(Source items)

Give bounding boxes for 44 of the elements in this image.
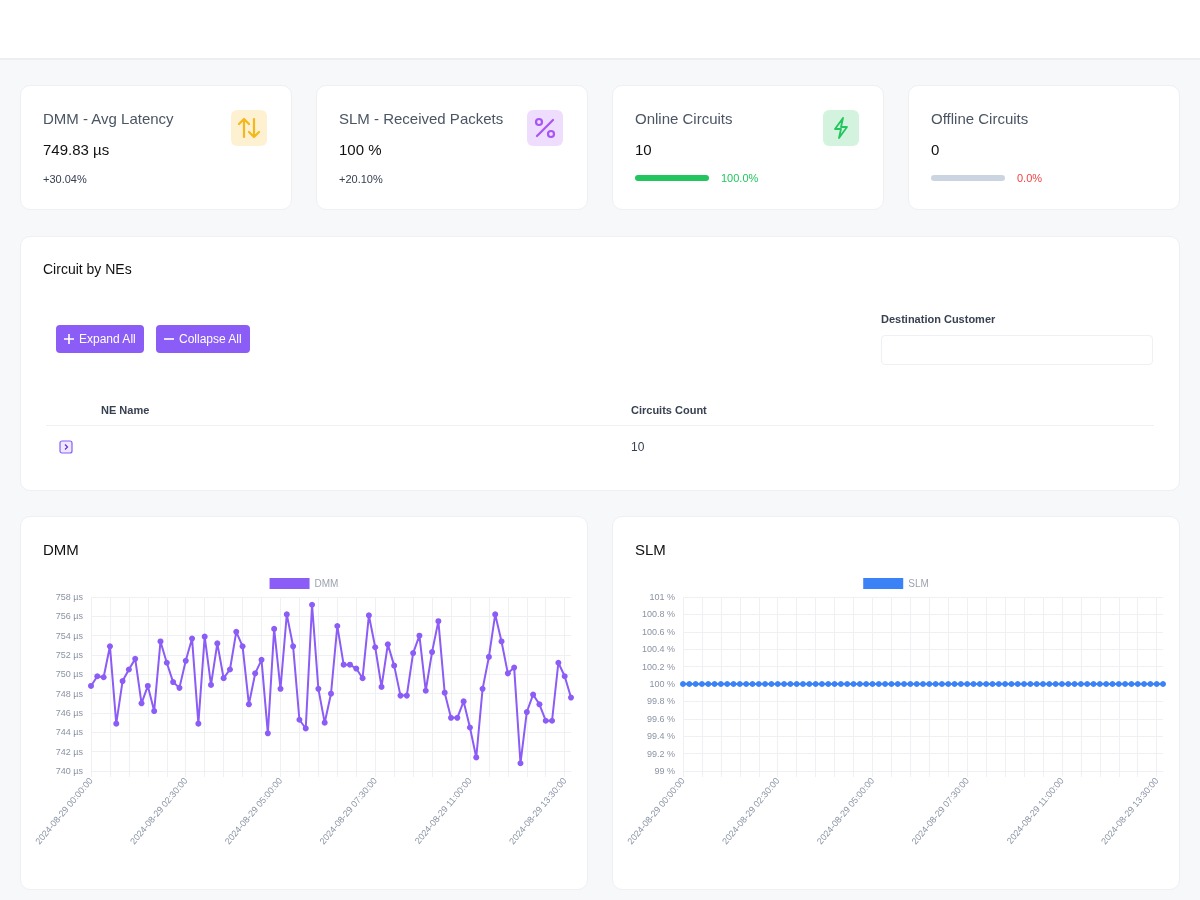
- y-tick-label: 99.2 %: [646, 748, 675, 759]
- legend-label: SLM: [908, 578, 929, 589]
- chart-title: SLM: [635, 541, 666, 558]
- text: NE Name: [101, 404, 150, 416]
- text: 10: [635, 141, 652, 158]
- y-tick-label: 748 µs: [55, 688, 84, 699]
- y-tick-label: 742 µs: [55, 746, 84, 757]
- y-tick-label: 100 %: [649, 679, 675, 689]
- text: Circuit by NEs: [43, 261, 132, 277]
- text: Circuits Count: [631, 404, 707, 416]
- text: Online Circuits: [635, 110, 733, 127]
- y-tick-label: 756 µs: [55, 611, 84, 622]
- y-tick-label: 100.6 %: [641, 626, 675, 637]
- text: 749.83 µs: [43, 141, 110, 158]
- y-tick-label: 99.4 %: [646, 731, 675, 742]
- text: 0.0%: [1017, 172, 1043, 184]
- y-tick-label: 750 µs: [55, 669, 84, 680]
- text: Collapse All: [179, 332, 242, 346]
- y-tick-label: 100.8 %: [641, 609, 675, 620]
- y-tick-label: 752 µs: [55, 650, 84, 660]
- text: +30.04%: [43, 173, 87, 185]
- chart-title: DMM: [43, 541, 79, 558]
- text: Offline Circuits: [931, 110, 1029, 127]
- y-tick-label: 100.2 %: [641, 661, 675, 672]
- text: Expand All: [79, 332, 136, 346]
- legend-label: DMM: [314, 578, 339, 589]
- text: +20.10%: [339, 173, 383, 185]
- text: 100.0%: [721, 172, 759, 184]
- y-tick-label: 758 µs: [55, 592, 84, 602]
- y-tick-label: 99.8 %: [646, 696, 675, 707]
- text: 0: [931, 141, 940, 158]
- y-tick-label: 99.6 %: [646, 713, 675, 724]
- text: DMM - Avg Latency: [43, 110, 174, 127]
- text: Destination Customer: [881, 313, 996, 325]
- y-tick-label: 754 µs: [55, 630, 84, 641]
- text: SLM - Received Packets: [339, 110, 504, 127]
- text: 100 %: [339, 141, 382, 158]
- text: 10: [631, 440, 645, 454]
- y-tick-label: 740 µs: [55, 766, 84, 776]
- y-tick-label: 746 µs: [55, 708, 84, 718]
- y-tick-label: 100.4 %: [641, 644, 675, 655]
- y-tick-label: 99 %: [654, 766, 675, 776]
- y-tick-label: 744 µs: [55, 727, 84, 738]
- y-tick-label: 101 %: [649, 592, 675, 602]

#### [Exercise directions]
Update the items above by changing every "y-tick-label" to "y-axis-tick" and keeping everything else the same. Don't include the pictures in your answer.

#### [Answer to this exercise]
Give bounding boxes for 44 of the elements in this image.
- y-axis-tick: 99.2 %: [646, 748, 675, 759]
- legend-label: SLM: [908, 578, 929, 589]
- chart-title: SLM: [635, 541, 666, 558]
- text: NE Name: [101, 404, 150, 416]
- text: 10: [635, 141, 652, 158]
- y-axis-tick: 748 µs: [55, 688, 84, 699]
- y-axis-tick: 742 µs: [55, 746, 84, 757]
- y-axis-tick: 100 %: [649, 679, 675, 689]
- text: Circuit by NEs: [43, 261, 132, 277]
- text: Circuits Count: [631, 404, 707, 416]
- text: Online Circuits: [635, 110, 733, 127]
- y-axis-tick: 756 µs: [55, 611, 84, 622]
- y-axis-tick: 100.6 %: [641, 626, 675, 637]
- text: 749.83 µs: [43, 141, 110, 158]
- y-axis-tick: 99.4 %: [646, 731, 675, 742]
- text: 0.0%: [1017, 172, 1043, 184]
- y-axis-tick: 750 µs: [55, 669, 84, 680]
- text: Collapse All: [179, 332, 242, 346]
- y-axis-tick: 100.8 %: [641, 609, 675, 620]
- y-axis-tick: 752 µs: [55, 650, 84, 660]
- text: +30.04%: [43, 173, 87, 185]
- chart-title: DMM: [43, 541, 79, 558]
- text: Offline Circuits: [931, 110, 1029, 127]
- y-axis-tick: 100.2 %: [641, 661, 675, 672]
- text: Expand All: [79, 332, 136, 346]
- legend-label: DMM: [314, 578, 339, 589]
- text: +20.10%: [339, 173, 383, 185]
- text: 100.0%: [721, 172, 759, 184]
- y-axis-tick: 758 µs: [55, 592, 84, 602]
- y-axis-tick: 99.8 %: [646, 696, 675, 707]
- text: 0: [931, 141, 940, 158]
- y-axis-tick: 99.6 %: [646, 713, 675, 724]
- text: DMM - Avg Latency: [43, 110, 174, 127]
- text: Destination Customer: [881, 313, 996, 325]
- y-axis-tick: 754 µs: [55, 630, 84, 641]
- text: SLM - Received Packets: [339, 110, 504, 127]
- text: 100 %: [339, 141, 382, 158]
- text: 10: [631, 440, 645, 454]
- y-axis-tick: 740 µs: [55, 766, 84, 776]
- y-axis-tick: 746 µs: [55, 708, 84, 718]
- y-axis-tick: 100.4 %: [641, 644, 675, 655]
- y-axis-tick: 99 %: [654, 766, 675, 776]
- y-axis-tick: 744 µs: [55, 727, 84, 738]
- y-axis-tick: 101 %: [649, 592, 675, 602]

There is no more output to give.